** Begin **
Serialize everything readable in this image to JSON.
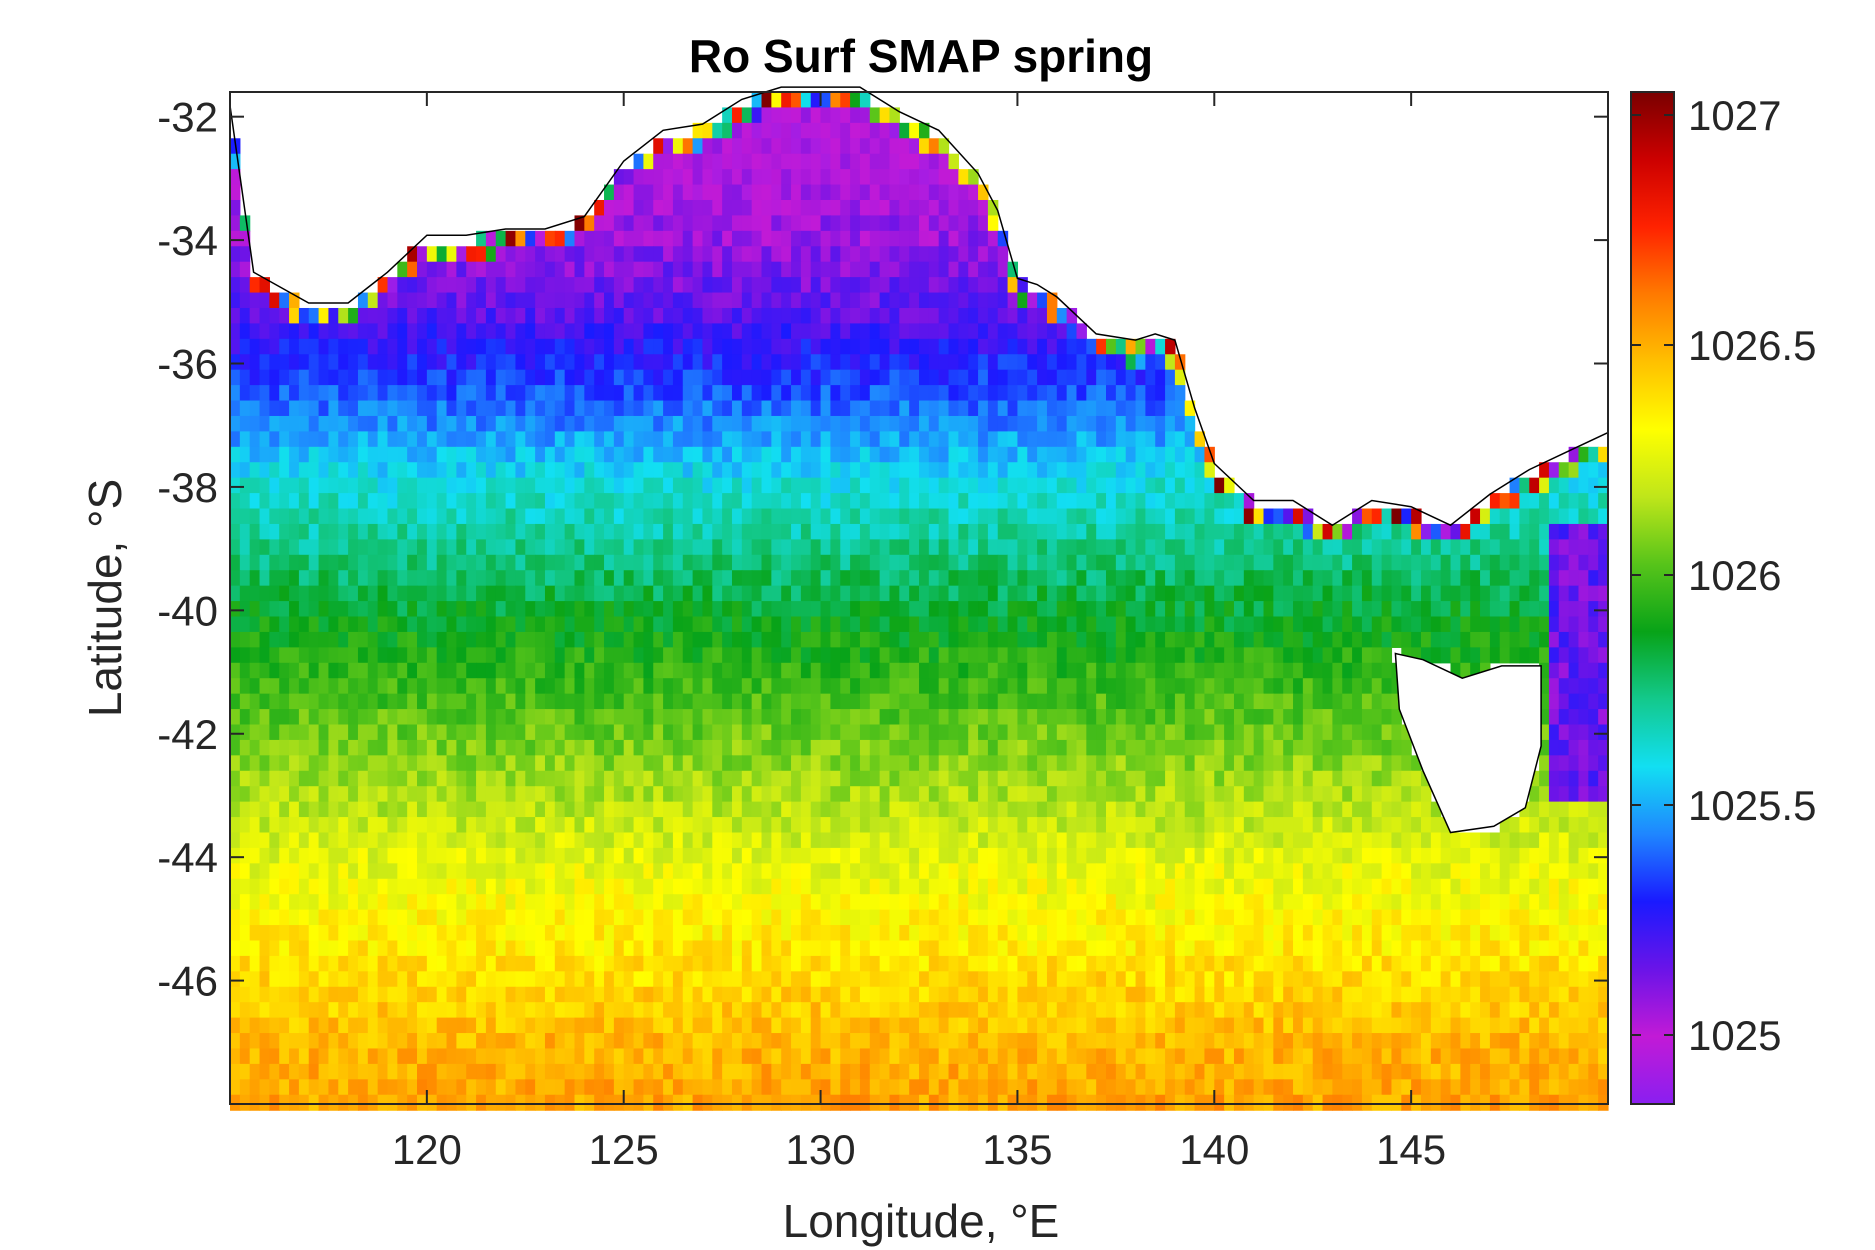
{
  "chart_data": {
    "type": "heatmap",
    "title": "Ro Surf SMAP spring",
    "xlabel": "Longitude, °E",
    "ylabel": "Latitude, °S",
    "xlim": [
      115,
      150
    ],
    "ylim": [
      -48,
      -31.6
    ],
    "xticks": [
      120,
      125,
      130,
      135,
      140,
      145
    ],
    "yticks": [
      -32,
      -34,
      -36,
      -38,
      -40,
      -42,
      -44,
      -46
    ],
    "colorbar": {
      "clim": [
        1024.85,
        1027.05
      ],
      "ticks": [
        1025,
        1025.5,
        1026,
        1026.5,
        1027
      ],
      "tick_labels": [
        "1025",
        "1025.5",
        "1026",
        "1026.5",
        "1027"
      ],
      "colormap": [
        "#8a1ff0",
        "#c21ad6",
        "#6a14e8",
        "#1a1aff",
        "#1f86ff",
        "#12dff2",
        "#13c98c",
        "#08a318",
        "#57c41a",
        "#bfe61a",
        "#ffff00",
        "#ffc000",
        "#ff7a00",
        "#ff2200",
        "#cc0000",
        "#7a0000"
      ]
    },
    "grid_resolution_deg": 0.25,
    "density_profile_by_latitude": [
      {
        "lat": -33,
        "value": 1025.0
      },
      {
        "lat": -35,
        "value": 1025.15
      },
      {
        "lat": -36,
        "value": 1025.3
      },
      {
        "lat": -37,
        "value": 1025.45
      },
      {
        "lat": -38,
        "value": 1025.62
      },
      {
        "lat": -39,
        "value": 1025.72
      },
      {
        "lat": -40,
        "value": 1025.85
      },
      {
        "lat": -41,
        "value": 1025.95
      },
      {
        "lat": -42,
        "value": 1026.05
      },
      {
        "lat": -43,
        "value": 1026.15
      },
      {
        "lat": -44,
        "value": 1026.25
      },
      {
        "lat": -45,
        "value": 1026.33
      },
      {
        "lat": -46,
        "value": 1026.4
      },
      {
        "lat": -47,
        "value": 1026.48
      },
      {
        "lat": -48,
        "value": 1026.52
      }
    ]
  }
}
** End **
Your job is to transcribe the entries above exactly; skip the pictures.

### OUTPUT FOR THIS TASK
Serialize everything readable in this image to JSON.
{
  "chart_data": {
    "type": "heatmap",
    "title": "Ro Surf SMAP spring",
    "xlabel": "Longitude, °E",
    "ylabel": "Latitude, °S",
    "xlim": [
      115,
      150
    ],
    "ylim": [
      -48,
      -31.6
    ],
    "xticks": [
      120,
      125,
      130,
      135,
      140,
      145
    ],
    "yticks": [
      -32,
      -34,
      -36,
      -38,
      -40,
      -42,
      -44,
      -46
    ],
    "colorbar": {
      "clim": [
        1024.85,
        1027.05
      ],
      "ticks": [
        1025,
        1025.5,
        1026,
        1026.5,
        1027
      ],
      "tick_labels": [
        "1025",
        "1025.5",
        "1026",
        "1026.5",
        "1027"
      ],
      "colormap": [
        "#8a1ff0",
        "#c21ad6",
        "#6a14e8",
        "#1a1aff",
        "#1f86ff",
        "#12dff2",
        "#13c98c",
        "#08a318",
        "#57c41a",
        "#bfe61a",
        "#ffff00",
        "#ffc000",
        "#ff7a00",
        "#ff2200",
        "#cc0000",
        "#7a0000"
      ]
    },
    "grid_resolution_deg": 0.25,
    "density_profile_by_latitude": [
      {
        "lat": -33,
        "value": 1025.0
      },
      {
        "lat": -35,
        "value": 1025.15
      },
      {
        "lat": -36,
        "value": 1025.3
      },
      {
        "lat": -37,
        "value": 1025.45
      },
      {
        "lat": -38,
        "value": 1025.62
      },
      {
        "lat": -39,
        "value": 1025.72
      },
      {
        "lat": -40,
        "value": 1025.85
      },
      {
        "lat": -41,
        "value": 1025.95
      },
      {
        "lat": -42,
        "value": 1026.05
      },
      {
        "lat": -43,
        "value": 1026.15
      },
      {
        "lat": -44,
        "value": 1026.25
      },
      {
        "lat": -45,
        "value": 1026.33
      },
      {
        "lat": -46,
        "value": 1026.4
      },
      {
        "lat": -47,
        "value": 1026.48
      },
      {
        "lat": -48,
        "value": 1026.52
      }
    ]
  }
}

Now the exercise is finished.